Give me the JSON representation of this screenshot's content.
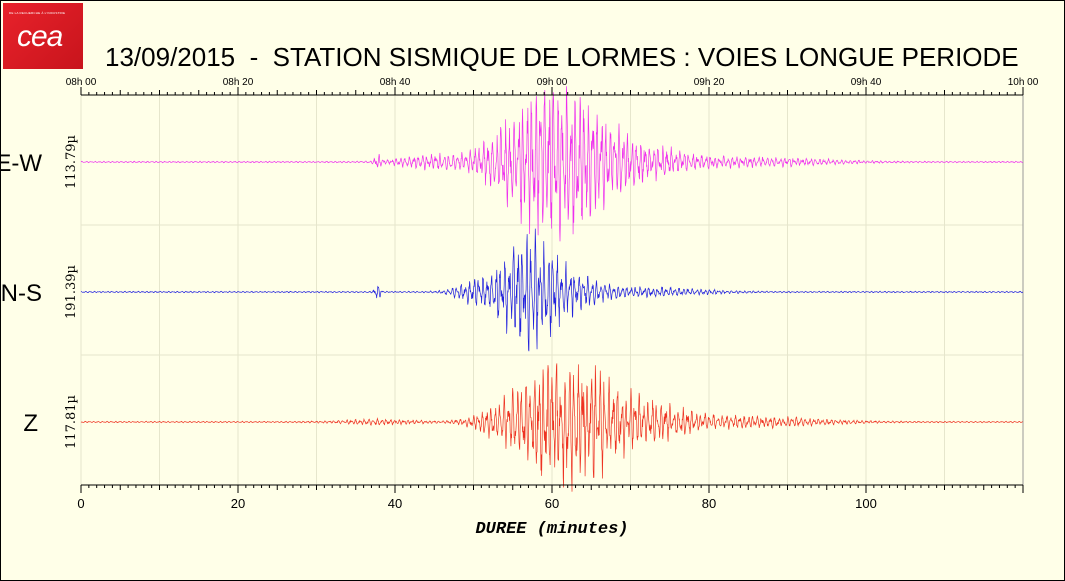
{
  "title": "13/09/2015  -  STATION SISMIQUE DE LORMES : VOIES LONGUE PERIODE",
  "logo": {
    "text": "cea",
    "small_text": "DE LA RECHERCHE À L'INDUSTRIE"
  },
  "chart_data": {
    "type": "line",
    "xlabel": "DUREE (minutes)",
    "xlim": [
      0,
      120
    ],
    "x_ticks": [
      0,
      20,
      40,
      60,
      80,
      100
    ],
    "top_axis_labels": [
      "08h 00",
      "08h 20",
      "08h 40",
      "09h 00",
      "09h 20",
      "09h 40",
      "10h 00"
    ],
    "grid": true,
    "series": [
      {
        "name": "E-W",
        "scale": "113.79µ",
        "color": "#ee30ee",
        "events": [
          {
            "t": 37.8,
            "amp": 0.12,
            "dur": 0.3
          },
          {
            "t": 44,
            "amp": 0.12,
            "dur": 3
          },
          {
            "t": 56,
            "amp": 0.55,
            "dur": 4
          },
          {
            "t": 61,
            "amp": 0.95,
            "dur": 4
          },
          {
            "t": 66,
            "amp": 0.3,
            "dur": 3
          },
          {
            "t": 72,
            "amp": 0.25,
            "dur": 4
          },
          {
            "t": 85,
            "amp": 0.08,
            "dur": 8
          }
        ]
      },
      {
        "name": "N-S",
        "scale": "191.39µ",
        "color": "#2222dd",
        "events": [
          {
            "t": 37.8,
            "amp": 0.12,
            "dur": 0.3
          },
          {
            "t": 50,
            "amp": 0.15,
            "dur": 2
          },
          {
            "t": 57,
            "amp": 0.95,
            "dur": 3
          },
          {
            "t": 63,
            "amp": 0.18,
            "dur": 3
          },
          {
            "t": 72,
            "amp": 0.08,
            "dur": 6
          }
        ]
      },
      {
        "name": "Z",
        "scale": "117.81µ",
        "color": "#ee3322",
        "events": [
          {
            "t": 38,
            "amp": 0.04,
            "dur": 4
          },
          {
            "t": 54,
            "amp": 0.2,
            "dur": 3
          },
          {
            "t": 61,
            "amp": 0.95,
            "dur": 4
          },
          {
            "t": 66,
            "amp": 0.35,
            "dur": 3
          },
          {
            "t": 72,
            "amp": 0.3,
            "dur": 4
          },
          {
            "t": 84,
            "amp": 0.1,
            "dur": 8
          }
        ]
      }
    ]
  }
}
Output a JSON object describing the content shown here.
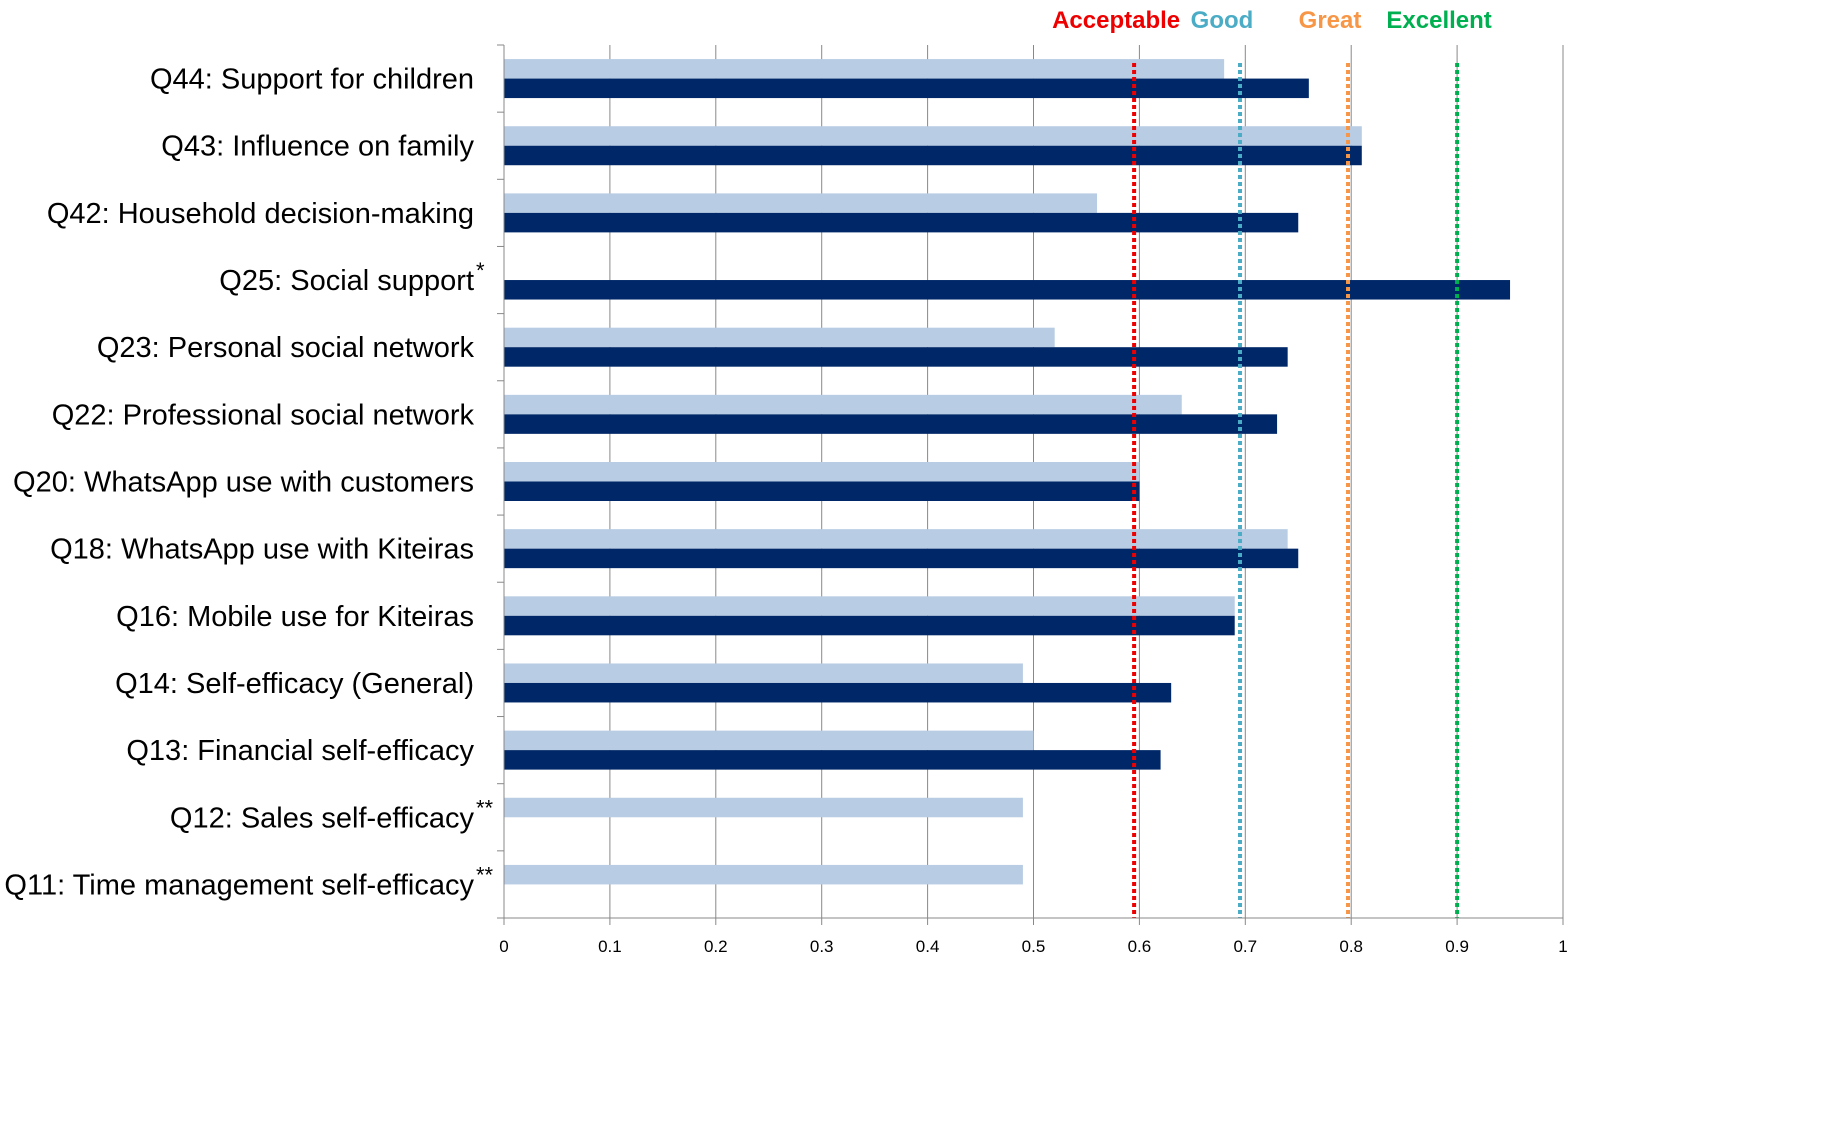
{
  "chart_data": {
    "type": "bar",
    "orientation": "horizontal",
    "title": "",
    "xlabel": "",
    "ylabel": "",
    "xlim": [
      0,
      1
    ],
    "x_ticks": [
      "0",
      "0.1",
      "0.2",
      "0.3",
      "0.4",
      "0.5",
      "0.6",
      "0.7",
      "0.8",
      "0.9",
      "1"
    ],
    "grid": "vertical",
    "legend": "none",
    "categories": [
      {
        "label": "Q44: Support for children",
        "mark": ""
      },
      {
        "label": "Q43: Influence on family",
        "mark": ""
      },
      {
        "label": "Q42: Household decision-making",
        "mark": ""
      },
      {
        "label": "Q25: Social support",
        "mark": "*"
      },
      {
        "label": "Q23: Personal social network",
        "mark": ""
      },
      {
        "label": "Q22: Professional social network",
        "mark": ""
      },
      {
        "label": "Q20: WhatsApp use with customers",
        "mark": ""
      },
      {
        "label": "Q18: WhatsApp use with Kiteiras",
        "mark": ""
      },
      {
        "label": "Q16: Mobile use for Kiteiras",
        "mark": ""
      },
      {
        "label": "Q14: Self-efficacy (General)",
        "mark": ""
      },
      {
        "label": "Q13: Financial self-efficacy",
        "mark": ""
      },
      {
        "label": "Q12: Sales self-efficacy",
        "mark": "**"
      },
      {
        "label": "Q11: Time management self-efficacy",
        "mark": "**"
      }
    ],
    "series": [
      {
        "color": "#b8cce4",
        "values": [
          0.68,
          0.81,
          0.56,
          null,
          0.52,
          0.64,
          0.6,
          0.74,
          0.69,
          0.49,
          0.5,
          0.49,
          0.49
        ]
      },
      {
        "color": "#002868",
        "values": [
          0.76,
          0.81,
          0.75,
          0.95,
          0.74,
          0.73,
          0.6,
          0.75,
          0.69,
          0.63,
          0.62,
          null,
          null
        ]
      }
    ],
    "reference_lines": [
      {
        "label": "Acceptable",
        "value": 0.595,
        "color": "#ee0000"
      },
      {
        "label": "Good",
        "value": 0.695,
        "color": "#4bacc6"
      },
      {
        "label": "Great",
        "value": 0.797,
        "color": "#f79646"
      },
      {
        "label": "Excellent",
        "value": 0.9,
        "color": "#00b050"
      }
    ]
  }
}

# [GOAL OF THE EXERCISE]
Filter out every line that lacks the word "color", and copy the rest.

# [FINISHED EXERCISE]
        "color": "#ee30ee",
        "color": "#2222dd",
        "color": "#ee3322",
        "color": "#b8cce4",
        "color": "#002868",
        "color": "#ee0000"
        "color": "#4bacc6"
        "color": "#f79646"
        "color": "#00b050"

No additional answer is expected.